**DO THIS**. What is the number of lines in these entries that include "language"? Write that number and no other text.

•••••

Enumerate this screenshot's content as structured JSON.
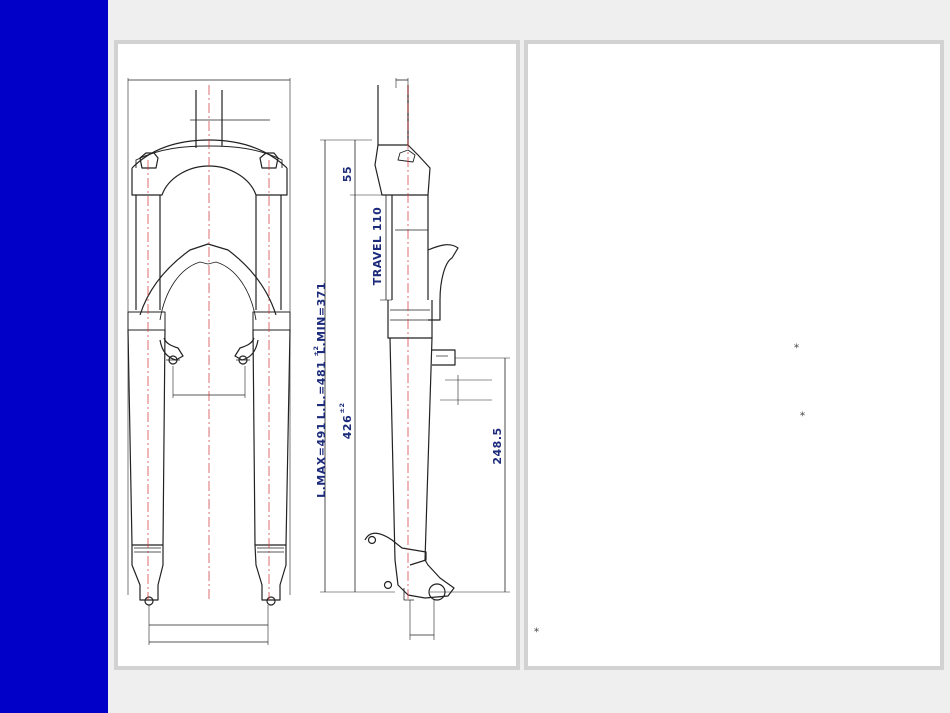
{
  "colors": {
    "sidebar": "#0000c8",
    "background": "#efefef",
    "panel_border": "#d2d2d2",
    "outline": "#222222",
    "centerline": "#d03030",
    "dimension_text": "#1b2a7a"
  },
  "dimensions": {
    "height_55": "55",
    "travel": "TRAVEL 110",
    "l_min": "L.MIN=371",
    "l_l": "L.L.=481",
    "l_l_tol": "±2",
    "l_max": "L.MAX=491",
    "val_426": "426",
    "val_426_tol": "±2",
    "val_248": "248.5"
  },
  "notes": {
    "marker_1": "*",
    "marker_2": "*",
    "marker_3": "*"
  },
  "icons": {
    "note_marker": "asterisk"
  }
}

•••••

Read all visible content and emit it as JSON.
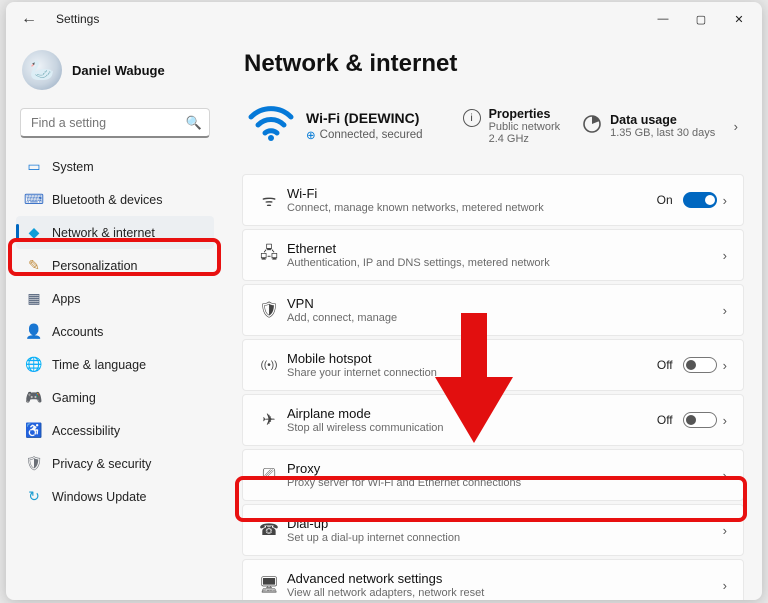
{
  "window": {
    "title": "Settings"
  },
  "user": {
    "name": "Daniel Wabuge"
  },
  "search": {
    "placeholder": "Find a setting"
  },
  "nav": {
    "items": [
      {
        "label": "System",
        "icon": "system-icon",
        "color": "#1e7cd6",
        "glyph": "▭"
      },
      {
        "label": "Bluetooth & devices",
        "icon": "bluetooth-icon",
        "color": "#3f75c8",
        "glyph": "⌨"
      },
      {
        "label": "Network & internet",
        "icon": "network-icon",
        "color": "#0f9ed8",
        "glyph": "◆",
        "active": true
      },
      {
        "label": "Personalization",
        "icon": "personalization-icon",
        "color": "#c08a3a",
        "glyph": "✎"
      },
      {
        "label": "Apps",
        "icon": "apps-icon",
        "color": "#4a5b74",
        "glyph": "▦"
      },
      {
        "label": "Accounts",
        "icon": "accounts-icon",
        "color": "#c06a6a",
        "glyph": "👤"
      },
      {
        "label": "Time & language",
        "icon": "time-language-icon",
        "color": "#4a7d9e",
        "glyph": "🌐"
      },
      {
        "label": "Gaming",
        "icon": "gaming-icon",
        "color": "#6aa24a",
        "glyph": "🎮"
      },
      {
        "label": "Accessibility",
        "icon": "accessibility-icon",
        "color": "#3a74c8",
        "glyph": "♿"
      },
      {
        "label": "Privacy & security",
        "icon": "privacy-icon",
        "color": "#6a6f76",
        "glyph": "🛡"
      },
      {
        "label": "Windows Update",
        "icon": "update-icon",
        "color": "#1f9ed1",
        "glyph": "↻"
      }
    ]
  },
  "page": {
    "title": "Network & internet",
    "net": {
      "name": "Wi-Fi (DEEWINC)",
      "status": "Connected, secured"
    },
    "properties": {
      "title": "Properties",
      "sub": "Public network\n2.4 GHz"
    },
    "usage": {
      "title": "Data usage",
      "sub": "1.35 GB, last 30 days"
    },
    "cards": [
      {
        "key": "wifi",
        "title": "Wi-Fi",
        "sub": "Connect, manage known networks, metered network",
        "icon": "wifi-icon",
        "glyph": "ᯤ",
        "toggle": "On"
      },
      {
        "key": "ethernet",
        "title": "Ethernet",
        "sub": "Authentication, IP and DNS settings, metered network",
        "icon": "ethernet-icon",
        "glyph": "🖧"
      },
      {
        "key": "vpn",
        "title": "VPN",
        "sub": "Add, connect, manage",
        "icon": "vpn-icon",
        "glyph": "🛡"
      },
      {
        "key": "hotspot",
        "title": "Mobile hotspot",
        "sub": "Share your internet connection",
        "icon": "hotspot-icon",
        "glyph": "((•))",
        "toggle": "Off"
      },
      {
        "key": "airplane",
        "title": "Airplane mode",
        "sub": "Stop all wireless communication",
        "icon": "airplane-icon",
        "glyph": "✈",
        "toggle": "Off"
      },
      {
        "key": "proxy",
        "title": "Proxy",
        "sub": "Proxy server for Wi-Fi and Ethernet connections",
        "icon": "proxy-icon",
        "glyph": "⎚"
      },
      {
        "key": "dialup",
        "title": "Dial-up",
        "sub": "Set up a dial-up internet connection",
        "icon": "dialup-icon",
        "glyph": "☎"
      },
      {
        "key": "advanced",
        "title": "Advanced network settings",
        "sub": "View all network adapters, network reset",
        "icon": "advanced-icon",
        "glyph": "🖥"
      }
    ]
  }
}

•••••

**REPLY**. 2